__Your objective__
Every record below should be printed exactly as given.

(Rows from a dataset)

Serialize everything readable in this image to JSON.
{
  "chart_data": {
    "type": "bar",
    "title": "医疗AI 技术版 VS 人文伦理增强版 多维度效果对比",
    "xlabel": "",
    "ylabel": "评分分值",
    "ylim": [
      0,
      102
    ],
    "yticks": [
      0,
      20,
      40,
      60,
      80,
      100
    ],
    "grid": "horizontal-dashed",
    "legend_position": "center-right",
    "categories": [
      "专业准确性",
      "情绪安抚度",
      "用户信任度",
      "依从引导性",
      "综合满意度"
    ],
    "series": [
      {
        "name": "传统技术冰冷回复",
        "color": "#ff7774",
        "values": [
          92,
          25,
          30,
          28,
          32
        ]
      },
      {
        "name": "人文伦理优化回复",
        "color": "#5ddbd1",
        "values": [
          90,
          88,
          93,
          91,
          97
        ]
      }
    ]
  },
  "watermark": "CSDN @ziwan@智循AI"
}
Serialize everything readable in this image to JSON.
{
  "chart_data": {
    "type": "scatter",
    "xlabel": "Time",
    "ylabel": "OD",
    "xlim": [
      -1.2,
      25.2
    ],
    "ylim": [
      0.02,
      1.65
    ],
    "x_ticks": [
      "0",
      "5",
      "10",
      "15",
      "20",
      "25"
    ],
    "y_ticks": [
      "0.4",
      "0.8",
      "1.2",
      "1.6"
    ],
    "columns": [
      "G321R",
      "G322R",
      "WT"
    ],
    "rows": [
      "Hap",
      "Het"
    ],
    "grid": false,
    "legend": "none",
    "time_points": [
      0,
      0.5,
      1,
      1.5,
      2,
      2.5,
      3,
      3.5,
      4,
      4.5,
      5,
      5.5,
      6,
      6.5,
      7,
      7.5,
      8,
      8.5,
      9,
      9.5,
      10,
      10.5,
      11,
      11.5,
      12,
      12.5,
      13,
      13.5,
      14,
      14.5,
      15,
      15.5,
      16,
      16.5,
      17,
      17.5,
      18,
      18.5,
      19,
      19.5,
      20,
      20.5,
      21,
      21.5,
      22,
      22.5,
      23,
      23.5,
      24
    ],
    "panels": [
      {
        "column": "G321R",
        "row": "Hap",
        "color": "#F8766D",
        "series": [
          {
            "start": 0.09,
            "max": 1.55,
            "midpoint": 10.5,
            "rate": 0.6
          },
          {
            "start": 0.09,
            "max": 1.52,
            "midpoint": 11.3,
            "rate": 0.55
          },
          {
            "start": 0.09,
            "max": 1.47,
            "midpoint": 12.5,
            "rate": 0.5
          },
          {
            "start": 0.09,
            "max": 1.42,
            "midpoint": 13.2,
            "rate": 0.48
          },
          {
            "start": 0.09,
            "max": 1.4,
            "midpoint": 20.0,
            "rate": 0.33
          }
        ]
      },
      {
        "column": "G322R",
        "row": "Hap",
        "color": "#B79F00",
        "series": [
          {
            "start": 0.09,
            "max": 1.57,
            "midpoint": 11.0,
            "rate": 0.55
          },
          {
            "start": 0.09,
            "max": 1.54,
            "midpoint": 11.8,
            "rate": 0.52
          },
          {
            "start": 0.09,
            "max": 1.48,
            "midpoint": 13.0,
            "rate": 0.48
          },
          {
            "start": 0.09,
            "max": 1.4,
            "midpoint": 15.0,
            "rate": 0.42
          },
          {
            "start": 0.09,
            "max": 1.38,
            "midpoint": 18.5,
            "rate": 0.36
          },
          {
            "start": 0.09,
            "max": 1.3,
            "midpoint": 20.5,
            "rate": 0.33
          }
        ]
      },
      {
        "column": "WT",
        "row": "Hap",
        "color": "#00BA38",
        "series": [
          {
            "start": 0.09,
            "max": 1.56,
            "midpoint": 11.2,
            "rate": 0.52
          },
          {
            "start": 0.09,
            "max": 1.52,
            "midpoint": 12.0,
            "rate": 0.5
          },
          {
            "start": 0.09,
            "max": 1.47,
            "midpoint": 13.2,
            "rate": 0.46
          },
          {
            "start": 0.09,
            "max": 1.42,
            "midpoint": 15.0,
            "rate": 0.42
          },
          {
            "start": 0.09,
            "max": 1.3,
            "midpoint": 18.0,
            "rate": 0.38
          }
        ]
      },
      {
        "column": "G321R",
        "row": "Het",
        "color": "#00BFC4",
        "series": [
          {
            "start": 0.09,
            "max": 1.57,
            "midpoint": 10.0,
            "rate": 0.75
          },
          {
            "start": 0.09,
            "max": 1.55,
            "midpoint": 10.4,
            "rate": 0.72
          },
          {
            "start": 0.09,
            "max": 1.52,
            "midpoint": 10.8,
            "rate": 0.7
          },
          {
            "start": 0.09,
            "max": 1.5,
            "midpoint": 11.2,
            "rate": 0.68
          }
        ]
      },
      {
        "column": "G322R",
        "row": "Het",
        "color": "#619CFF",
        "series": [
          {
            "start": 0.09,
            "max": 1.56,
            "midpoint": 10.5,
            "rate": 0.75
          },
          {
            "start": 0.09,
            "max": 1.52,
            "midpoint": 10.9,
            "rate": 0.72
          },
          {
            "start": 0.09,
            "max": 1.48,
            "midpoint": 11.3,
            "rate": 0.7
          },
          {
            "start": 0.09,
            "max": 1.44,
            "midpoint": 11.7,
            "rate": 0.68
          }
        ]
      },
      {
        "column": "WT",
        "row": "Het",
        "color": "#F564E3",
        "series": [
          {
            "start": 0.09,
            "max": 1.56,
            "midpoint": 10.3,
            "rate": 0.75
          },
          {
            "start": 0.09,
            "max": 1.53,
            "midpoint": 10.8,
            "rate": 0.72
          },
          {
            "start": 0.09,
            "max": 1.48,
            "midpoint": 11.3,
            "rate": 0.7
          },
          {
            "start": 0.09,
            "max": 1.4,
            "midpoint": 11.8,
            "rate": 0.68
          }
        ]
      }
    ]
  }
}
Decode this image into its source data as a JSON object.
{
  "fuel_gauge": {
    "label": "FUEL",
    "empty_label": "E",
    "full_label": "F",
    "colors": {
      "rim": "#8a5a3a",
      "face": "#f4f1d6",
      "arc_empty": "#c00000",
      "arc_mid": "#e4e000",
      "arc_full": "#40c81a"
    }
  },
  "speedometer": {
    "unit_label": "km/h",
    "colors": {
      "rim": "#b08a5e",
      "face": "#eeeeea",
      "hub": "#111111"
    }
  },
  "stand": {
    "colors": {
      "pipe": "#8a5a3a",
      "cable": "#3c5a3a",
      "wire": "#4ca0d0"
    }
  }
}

__Written answer__
Serialize everything readable in this image to JSON.
{
  "chart_data": {
    "type": "bar",
    "title": "医疗AI 技术版 VS 人文伦理增强版 多维度效果对比",
    "xlabel": "",
    "ylabel": "评分分值",
    "ylim": [
      0,
      102
    ],
    "yticks": [
      0,
      20,
      40,
      60,
      80,
      100
    ],
    "grid": "horizontal-dashed",
    "legend_position": "center-right",
    "categories": [
      "专业准确性",
      "情绪安抚度",
      "用户信任度",
      "依从引导性",
      "综合满意度"
    ],
    "series": [
      {
        "name": "传统技术冰冷回复",
        "color": "#ff7774",
        "values": [
          92,
          25,
          30,
          28,
          32
        ]
      },
      {
        "name": "人文伦理优化回复",
        "color": "#5ddbd1",
        "values": [
          90,
          88,
          93,
          91,
          97
        ]
      }
    ]
  },
  "watermark": "CSDN @ziwan@智循AI"
}
Serialize everything readable in this image to JSON.
{
  "chart_data": {
    "type": "scatter",
    "xlabel": "Time",
    "ylabel": "OD",
    "xlim": [
      -1.2,
      25.2
    ],
    "ylim": [
      0.02,
      1.65
    ],
    "x_ticks": [
      "0",
      "5",
      "10",
      "15",
      "20",
      "25"
    ],
    "y_ticks": [
      "0.4",
      "0.8",
      "1.2",
      "1.6"
    ],
    "columns": [
      "G321R",
      "G322R",
      "WT"
    ],
    "rows": [
      "Hap",
      "Het"
    ],
    "grid": false,
    "legend": "none",
    "time_points": [
      0,
      0.5,
      1,
      1.5,
      2,
      2.5,
      3,
      3.5,
      4,
      4.5,
      5,
      5.5,
      6,
      6.5,
      7,
      7.5,
      8,
      8.5,
      9,
      9.5,
      10,
      10.5,
      11,
      11.5,
      12,
      12.5,
      13,
      13.5,
      14,
      14.5,
      15,
      15.5,
      16,
      16.5,
      17,
      17.5,
      18,
      18.5,
      19,
      19.5,
      20,
      20.5,
      21,
      21.5,
      22,
      22.5,
      23,
      23.5,
      24
    ],
    "panels": [
      {
        "column": "G321R",
        "row": "Hap",
        "color": "#F8766D",
        "series": [
          {
            "start": 0.09,
            "max": 1.55,
            "midpoint": 10.5,
            "rate": 0.6
          },
          {
            "start": 0.09,
            "max": 1.52,
            "midpoint": 11.3,
            "rate": 0.55
          },
          {
            "start": 0.09,
            "max": 1.47,
            "midpoint": 12.5,
            "rate": 0.5
          },
          {
            "start": 0.09,
            "max": 1.42,
            "midpoint": 13.2,
            "rate": 0.48
          },
          {
            "start": 0.09,
            "max": 1.4,
            "midpoint": 20.0,
            "rate": 0.33
          }
        ]
      },
      {
        "column": "G322R",
        "row": "Hap",
        "color": "#B79F00",
        "series": [
          {
            "start": 0.09,
            "max": 1.57,
            "midpoint": 11.0,
            "rate": 0.55
          },
          {
            "start": 0.09,
            "max": 1.54,
            "midpoint": 11.8,
            "rate": 0.52
          },
          {
            "start": 0.09,
            "max": 1.48,
            "midpoint": 13.0,
            "rate": 0.48
          },
          {
            "start": 0.09,
            "max": 1.4,
            "midpoint": 15.0,
            "rate": 0.42
          },
          {
            "start": 0.09,
            "max": 1.38,
            "midpoint": 18.5,
            "rate": 0.36
          },
          {
            "start": 0.09,
            "max": 1.3,
            "midpoint": 20.5,
            "rate": 0.33
          }
        ]
      },
      {
        "column": "WT",
        "row": "Hap",
        "color": "#00BA38",
        "series": [
          {
            "start": 0.09,
            "max": 1.56,
            "midpoint": 11.2,
            "rate": 0.52
          },
          {
            "start": 0.09,
            "max": 1.52,
            "midpoint": 12.0,
            "rate": 0.5
          },
          {
            "start": 0.09,
            "max": 1.47,
            "midpoint": 13.2,
            "rate": 0.46
          },
          {
            "start": 0.09,
            "max": 1.42,
            "midpoint": 15.0,
            "rate": 0.42
          },
          {
            "start": 0.09,
            "max": 1.3,
            "midpoint": 18.0,
            "rate": 0.38
          }
        ]
      },
      {
        "column": "G321R",
        "row": "Het",
        "color": "#00BFC4",
        "series": [
          {
            "start": 0.09,
            "max": 1.57,
            "midpoint": 10.0,
            "rate": 0.75
          },
          {
            "start": 0.09,
            "max": 1.55,
            "midpoint": 10.4,
            "rate": 0.72
          },
          {
            "start": 0.09,
            "max": 1.52,
            "midpoint": 10.8,
            "rate": 0.7
          },
          {
            "start": 0.09,
            "max": 1.5,
            "midpoint": 11.2,
            "rate": 0.68
          }
        ]
      },
      {
        "column": "G322R",
        "row": "Het",
        "color": "#619CFF",
        "series": [
          {
            "start": 0.09,
            "max": 1.56,
            "midpoint": 10.5,
            "rate": 0.75
          },
          {
            "start": 0.09,
            "max": 1.52,
            "midpoint": 10.9,
            "rate": 0.72
          },
          {
            "start": 0.09,
            "max": 1.48,
            "midpoint": 11.3,
            "rate": 0.7
          },
          {
            "start": 0.09,
            "max": 1.44,
            "midpoint": 11.7,
            "rate": 0.68
          }
        ]
      },
      {
        "column": "WT",
        "row": "Het",
        "color": "#F564E3",
        "series": [
          {
            "start": 0.09,
            "max": 1.56,
            "midpoint": 10.3,
            "rate": 0.75
          },
          {
            "start": 0.09,
            "max": 1.53,
            "midpoint": 10.8,
            "rate": 0.72
          },
          {
            "start": 0.09,
            "max": 1.48,
            "midpoint": 11.3,
            "rate": 0.7
          },
          {
            "start": 0.09,
            "max": 1.4,
            "midpoint": 11.8,
            "rate": 0.68
          }
        ]
      }
    ]
  }
}
Decode this image into its source data as a JSON object.
{
  "fuel_gauge": {
    "label": "FUEL",
    "empty_label": "E",
    "full_label": "F",
    "colors": {
      "rim": "#8a5a3a",
      "face": "#f4f1d6",
      "arc_empty": "#c00000",
      "arc_mid": "#e4e000",
      "arc_full": "#40c81a"
    }
  },
  "speedometer": {
    "unit_label": "km/h",
    "colors": {
      "rim": "#b08a5e",
      "face": "#eeeeea",
      "hub": "#111111"
    }
  },
  "stand": {
    "colors": {
      "pipe": "#8a5a3a",
      "cable": "#3c5a3a",
      "wire": "#4ca0d0"
    }
  }
}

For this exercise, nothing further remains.